## Input records:

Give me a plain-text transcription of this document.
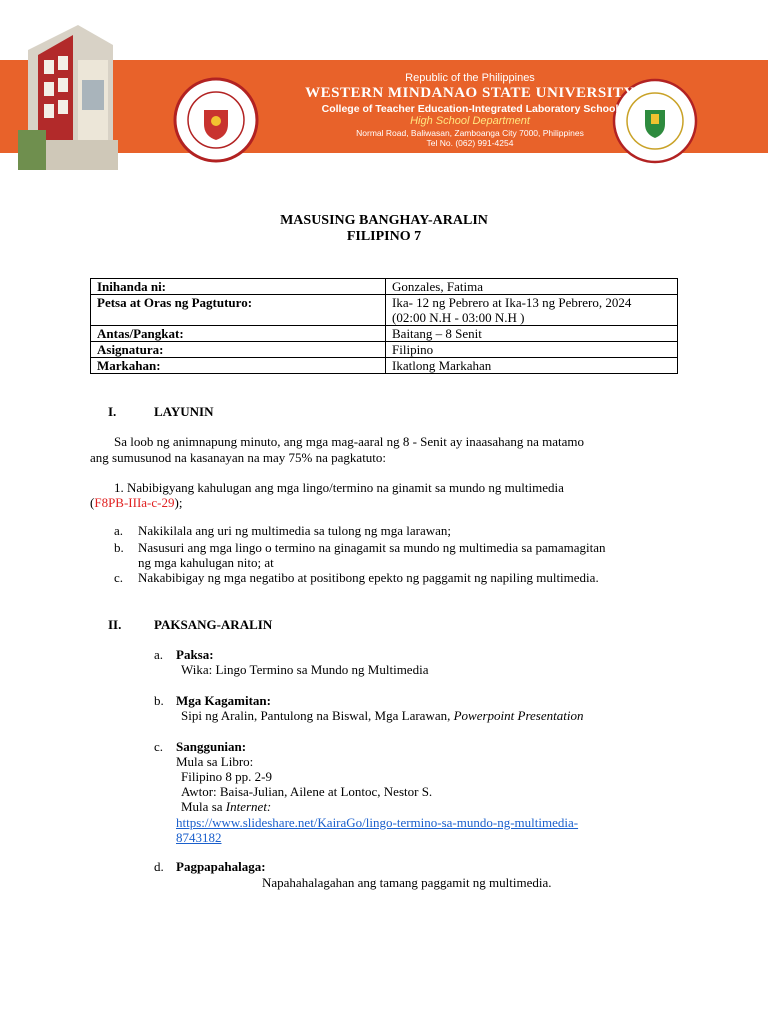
Republic of the Philippines
WESTERN MINDANAO STATE UNIVERSITY
College of Teacher Education-Integrated Laboratory School
High School Department
Normal Road, Baliwasan, Zamboanga City 7000, Philippines
Tel No. (062) 991-4254
MASUSING BANGHAY-ARALIN
FILIPINO 7
Inihanda ni:	Gonzales, Fatima
Petsa at Oras ng Pagtuturo:	Ika- 12 ng Pebrero at Ika-13 ng Pebrero, 2024
(02:00 N.H - 03:00 N.H )

Antas/Pangkat:	Baitang – 8 Senit
Asignatura:	Filipino
Markahan:	Ikatlong Markahan
I.	LAYUNIN
Sa loob ng animnapung minuto, ang mga mag-aaral ng 8 - Senit ay inaasahang na matamo
ang sumusunod na kasanayan na may 75% na pagkatuto:
1. Nabibigyang kahulugan ang mga lingo/termino na ginamit sa mundo ng multimedia
(F8PB-IIIa-c-29);
a. Nakikilala ang uri ng multimedia sa tulong ng mga larawan;
b. Nasusuri ang mga lingo o termino na ginagamit sa mundo ng multimedia sa pamamagitan
ng mga kahulugan nito; at
c. Nakabibigay ng mga negatibo at positibong epekto ng paggamit ng napiling multimedia.
II.	PAKSANG-ARALIN
a. Paksa:
Wika: Lingo Termino sa Mundo ng Multimedia
b. Mga Kagamitan:
Sipi ng Aralin, Pantulong na Biswal, Mga Larawan, Powerpoint Presentation
c. Sanggunian:
Mula sa Libro:
Filipino 8 pp. 2-9
Awtor: Baisa-Julian, Ailene at Lontoc, Nestor S.
Mula sa Internet:
https://www.slideshare.net/KairaGo/lingo-termino-sa-mundo-ng-multimedia-
8743182
d. Pagpapahalaga:
Napahahalagahan ang tamang paggamit ng multimedia.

## What is needed:
Omitting all images, retype each line of the records precisely.

## The output:
Give me a plain-text transcription of this document.
Republic of the Philippines
WESTERN MINDANAO STATE UNIVERSITY
College of Teacher Education-Integrated Laboratory School
High School Department
Normal Road, Baliwasan, Zamboanga City 7000, Philippines
Tel No. (062) 991-4254
MASUSING BANGHAY-ARALIN
FILIPINO 7
Inihanda ni:	Gonzales, Fatima
Petsa at Oras ng Pagtuturo:	Ika- 12 ng Pebrero at Ika-13 ng Pebrero, 2024
(02:00 N.H - 03:00 N.H )

Antas/Pangkat:	Baitang – 8 Senit
Asignatura:	Filipino
Markahan:	Ikatlong Markahan
I.	LAYUNIN
Sa loob ng animnapung minuto, ang mga mag-aaral ng 8 - Senit ay inaasahang na matamo
ang sumusunod na kasanayan na may 75% na pagkatuto:
1. Nabibigyang kahulugan ang mga lingo/termino na ginamit sa mundo ng multimedia
(F8PB-IIIa-c-29);
a. Nakikilala ang uri ng multimedia sa tulong ng mga larawan;
b. Nasusuri ang mga lingo o termino na ginagamit sa mundo ng multimedia sa pamamagitan
ng mga kahulugan nito; at
c. Nakabibigay ng mga negatibo at positibong epekto ng paggamit ng napiling multimedia.
II.	PAKSANG-ARALIN
a. Paksa:
Wika: Lingo Termino sa Mundo ng Multimedia
b. Mga Kagamitan:
Sipi ng Aralin, Pantulong na Biswal, Mga Larawan, Powerpoint Presentation
c. Sanggunian:
Mula sa Libro:
Filipino 8 pp. 2-9
Awtor: Baisa-Julian, Ailene at Lontoc, Nestor S.
Mula sa Internet:
https://www.slideshare.net/KairaGo/lingo-termino-sa-mundo-ng-multimedia-
8743182
d. Pagpapahalaga:
Napahahalagahan ang tamang paggamit ng multimedia.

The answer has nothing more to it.